BRIEF: Each entry below is to be extracted exactly.
━━ PROVIDED RECORDS
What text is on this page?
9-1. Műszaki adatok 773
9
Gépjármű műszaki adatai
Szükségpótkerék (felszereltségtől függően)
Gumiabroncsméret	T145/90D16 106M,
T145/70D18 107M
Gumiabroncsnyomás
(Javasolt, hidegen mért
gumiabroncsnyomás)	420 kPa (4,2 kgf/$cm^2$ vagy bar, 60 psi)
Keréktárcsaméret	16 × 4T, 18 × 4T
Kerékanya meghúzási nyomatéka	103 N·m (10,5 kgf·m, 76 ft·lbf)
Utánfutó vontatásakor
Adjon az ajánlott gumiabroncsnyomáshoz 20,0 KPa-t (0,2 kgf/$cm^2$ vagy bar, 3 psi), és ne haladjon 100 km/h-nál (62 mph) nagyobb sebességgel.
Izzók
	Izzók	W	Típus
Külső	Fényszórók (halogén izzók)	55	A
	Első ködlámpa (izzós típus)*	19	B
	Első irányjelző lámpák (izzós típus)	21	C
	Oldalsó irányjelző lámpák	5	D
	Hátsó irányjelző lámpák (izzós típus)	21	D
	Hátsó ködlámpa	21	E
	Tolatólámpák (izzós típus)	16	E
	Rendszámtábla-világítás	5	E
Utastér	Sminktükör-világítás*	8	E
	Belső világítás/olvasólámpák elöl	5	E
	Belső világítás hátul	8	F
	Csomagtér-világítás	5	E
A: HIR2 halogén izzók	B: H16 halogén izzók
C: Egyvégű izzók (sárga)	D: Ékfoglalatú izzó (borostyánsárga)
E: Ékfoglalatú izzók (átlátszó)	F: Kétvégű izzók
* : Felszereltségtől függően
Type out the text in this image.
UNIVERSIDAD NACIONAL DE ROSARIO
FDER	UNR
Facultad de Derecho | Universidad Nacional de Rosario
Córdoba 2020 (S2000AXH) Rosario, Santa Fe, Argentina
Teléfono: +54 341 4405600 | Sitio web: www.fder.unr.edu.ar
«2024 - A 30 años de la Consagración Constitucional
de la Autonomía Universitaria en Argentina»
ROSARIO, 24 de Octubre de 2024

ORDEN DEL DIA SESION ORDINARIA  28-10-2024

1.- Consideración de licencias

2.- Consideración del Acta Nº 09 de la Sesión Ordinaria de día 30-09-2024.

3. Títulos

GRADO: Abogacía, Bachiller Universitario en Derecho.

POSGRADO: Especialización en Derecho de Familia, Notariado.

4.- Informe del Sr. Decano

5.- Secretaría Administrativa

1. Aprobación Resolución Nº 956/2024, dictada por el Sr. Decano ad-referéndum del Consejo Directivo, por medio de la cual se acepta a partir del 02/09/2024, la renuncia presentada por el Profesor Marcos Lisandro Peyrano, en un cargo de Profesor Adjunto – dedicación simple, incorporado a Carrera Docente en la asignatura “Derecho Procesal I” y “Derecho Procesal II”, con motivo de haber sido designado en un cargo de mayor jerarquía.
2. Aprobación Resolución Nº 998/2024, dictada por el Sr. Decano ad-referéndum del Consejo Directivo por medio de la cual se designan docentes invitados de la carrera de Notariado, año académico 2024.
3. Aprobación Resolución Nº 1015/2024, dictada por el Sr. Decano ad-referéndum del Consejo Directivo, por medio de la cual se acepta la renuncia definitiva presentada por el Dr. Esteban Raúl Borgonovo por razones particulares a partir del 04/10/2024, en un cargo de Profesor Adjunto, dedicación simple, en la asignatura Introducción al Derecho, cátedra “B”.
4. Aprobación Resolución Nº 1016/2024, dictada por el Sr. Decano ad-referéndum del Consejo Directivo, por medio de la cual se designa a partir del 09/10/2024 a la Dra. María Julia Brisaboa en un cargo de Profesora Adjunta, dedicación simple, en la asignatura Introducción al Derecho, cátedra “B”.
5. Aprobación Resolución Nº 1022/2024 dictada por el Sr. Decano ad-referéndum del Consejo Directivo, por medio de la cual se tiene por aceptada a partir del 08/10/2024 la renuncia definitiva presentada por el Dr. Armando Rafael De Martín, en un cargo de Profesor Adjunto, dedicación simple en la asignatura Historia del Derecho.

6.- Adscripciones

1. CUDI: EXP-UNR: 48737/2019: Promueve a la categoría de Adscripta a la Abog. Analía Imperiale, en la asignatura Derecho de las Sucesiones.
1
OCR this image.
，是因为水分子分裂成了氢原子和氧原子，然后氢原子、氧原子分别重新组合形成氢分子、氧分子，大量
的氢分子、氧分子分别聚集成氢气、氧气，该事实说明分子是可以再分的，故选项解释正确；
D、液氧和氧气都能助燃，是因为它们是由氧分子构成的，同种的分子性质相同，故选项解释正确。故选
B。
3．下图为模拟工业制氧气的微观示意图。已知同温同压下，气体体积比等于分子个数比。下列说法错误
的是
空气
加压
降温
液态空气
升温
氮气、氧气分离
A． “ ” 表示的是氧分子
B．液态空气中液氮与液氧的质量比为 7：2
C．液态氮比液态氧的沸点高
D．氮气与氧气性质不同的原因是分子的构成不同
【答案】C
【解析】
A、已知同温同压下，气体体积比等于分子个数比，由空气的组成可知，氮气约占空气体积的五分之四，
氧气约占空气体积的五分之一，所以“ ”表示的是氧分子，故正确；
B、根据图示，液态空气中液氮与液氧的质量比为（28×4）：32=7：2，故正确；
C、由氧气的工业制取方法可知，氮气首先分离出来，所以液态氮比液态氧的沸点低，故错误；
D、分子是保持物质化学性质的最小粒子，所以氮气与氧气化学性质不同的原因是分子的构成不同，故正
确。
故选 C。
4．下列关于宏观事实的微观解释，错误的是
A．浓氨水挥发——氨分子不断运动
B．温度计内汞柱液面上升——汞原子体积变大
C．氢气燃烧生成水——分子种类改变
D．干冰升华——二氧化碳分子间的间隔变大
━━━━
EXERCISE OUTPUT:
What text is on this page?
9-1. Műszaki adatok 773
9
Gépjármű műszaki adatai
Szükségpótkerék (felszereltségtől függően)
Gumiabroncsméret	T145/90D16 106M,
T145/70D18 107M
Gumiabroncsnyomás
(Javasolt, hidegen mért
gumiabroncsnyomás)	420 kPa (4,2 kgf/$cm^2$ vagy bar, 60 psi)
Keréktárcsaméret	16 × 4T, 18 × 4T
Kerékanya meghúzási nyomatéka	103 N·m (10,5 kgf·m, 76 ft·lbf)
Utánfutó vontatásakor
Adjon az ajánlott gumiabroncsnyomáshoz 20,0 KPa-t (0,2 kgf/$cm^2$ vagy bar, 3 psi), és ne haladjon 100 km/h-nál (62 mph) nagyobb sebességgel.
Izzók
	Izzók	W	Típus
Külső	Fényszórók (halogén izzók)	55	A
	Első ködlámpa (izzós típus)*	19	B
	Első irányjelző lámpák (izzós típus)	21	C
	Oldalsó irányjelző lámpák	5	D
	Hátsó irányjelző lámpák (izzós típus)	21	D
	Hátsó ködlámpa	21	E
	Tolatólámpák (izzós típus)	16	E
	Rendszámtábla-világítás	5	E
Utastér	Sminktükör-világítás*	8	E
	Belső világítás/olvasólámpák elöl	5	E
	Belső világítás hátul	8	F
	Csomagtér-világítás	5	E
A: HIR2 halogén izzók	B: H16 halogén izzók
C: Egyvégű izzók (sárga)	D: Ékfoglalatú izzó (borostyánsárga)
E: Ékfoglalatú izzók (átlátszó)	F: Kétvégű izzók
* : Felszereltségtől függően
Type out the text in this image.
UNIVERSIDAD NACIONAL DE ROSARIO
FDER	UNR
Facultad de Derecho | Universidad Nacional de Rosario
Córdoba 2020 (S2000AXH) Rosario, Santa Fe, Argentina
Teléfono: +54 341 4405600 | Sitio web: www.fder.unr.edu.ar
«2024 - A 30 años de la Consagración Constitucional
de la Autonomía Universitaria en Argentina»
ROSARIO, 24 de Octubre de 2024

ORDEN DEL DIA SESION ORDINARIA  28-10-2024

1.- Consideración de licencias

2.- Consideración del Acta Nº 09 de la Sesión Ordinaria de día 30-09-2024.

3. Títulos

GRADO: Abogacía, Bachiller Universitario en Derecho.

POSGRADO: Especialización en Derecho de Familia, Notariado.

4.- Informe del Sr. Decano

5.- Secretaría Administrativa

1. Aprobación Resolución Nº 956/2024, dictada por el Sr. Decano ad-referéndum del Consejo Directivo, por medio de la cual se acepta a partir del 02/09/2024, la renuncia presentada por el Profesor Marcos Lisandro Peyrano, en un cargo de Profesor Adjunto – dedicación simple, incorporado a Carrera Docente en la asignatura “Derecho Procesal I” y “Derecho Procesal II”, con motivo de haber sido designado en un cargo de mayor jerarquía.
2. Aprobación Resolución Nº 998/2024, dictada por el Sr. Decano ad-referéndum del Consejo Directivo por medio de la cual se designan docentes invitados de la carrera de Notariado, año académico 2024.
3. Aprobación Resolución Nº 1015/2024, dictada por el Sr. Decano ad-referéndum del Consejo Directivo, por medio de la cual se acepta la renuncia definitiva presentada por el Dr. Esteban Raúl Borgonovo por razones particulares a partir del 04/10/2024, en un cargo de Profesor Adjunto, dedicación simple, en la asignatura Introducción al Derecho, cátedra “B”.
4. Aprobación Resolución Nº 1016/2024, dictada por el Sr. Decano ad-referéndum del Consejo Directivo, por medio de la cual se designa a partir del 09/10/2024 a la Dra. María Julia Brisaboa en un cargo de Profesora Adjunta, dedicación simple, en la asignatura Introducción al Derecho, cátedra “B”.
5. Aprobación Resolución Nº 1022/2024 dictada por el Sr. Decano ad-referéndum del Consejo Directivo, por medio de la cual se tiene por aceptada a partir del 08/10/2024 la renuncia definitiva presentada por el Dr. Armando Rafael De Martín, en un cargo de Profesor Adjunto, dedicación simple en la asignatura Historia del Derecho.

6.- Adscripciones

1. CUDI: EXP-UNR: 48737/2019: Promueve a la categoría de Adscripta a la Abog. Analía Imperiale, en la asignatura Derecho de las Sucesiones.
1
OCR this image.
，是因为水分子分裂成了氢原子和氧原子，然后氢原子、氧原子分别重新组合形成氢分子、氧分子，大量
的氢分子、氧分子分别聚集成氢气、氧气，该事实说明分子是可以再分的，故选项解释正确；
D、液氧和氧气都能助燃，是因为它们是由氧分子构成的，同种的分子性质相同，故选项解释正确。故选
B。
3．下图为模拟工业制氧气的微观示意图。已知同温同压下，气体体积比等于分子个数比。下列说法错误
的是
空气
加压
降温
液态空气
升温
氮气、氧气分离
A． “ ” 表示的是氧分子
B．液态空气中液氮与液氧的质量比为 7：2
C．液态氮比液态氧的沸点高
D．氮气与氧气性质不同的原因是分子的构成不同
【答案】C
【解析】
A、已知同温同压下，气体体积比等于分子个数比，由空气的组成可知，氮气约占空气体积的五分之四，
氧气约占空气体积的五分之一，所以“ ”表示的是氧分子，故正确；
B、根据图示，液态空气中液氮与液氧的质量比为（28×4）：32=7：2，故正确；
C、由氧气的工业制取方法可知，氮气首先分离出来，所以液态氮比液态氧的沸点低，故错误；
D、分子是保持物质化学性质的最小粒子，所以氮气与氧气化学性质不同的原因是分子的构成不同，故正
确。
故选 C。
4．下列关于宏观事实的微观解释，错误的是
A．浓氨水挥发——氨分子不断运动
B．温度计内汞柱液面上升——汞原子体积变大
C．氢气燃烧生成水——分子种类改变
D．干冰升华——二氧化碳分子间的间隔变大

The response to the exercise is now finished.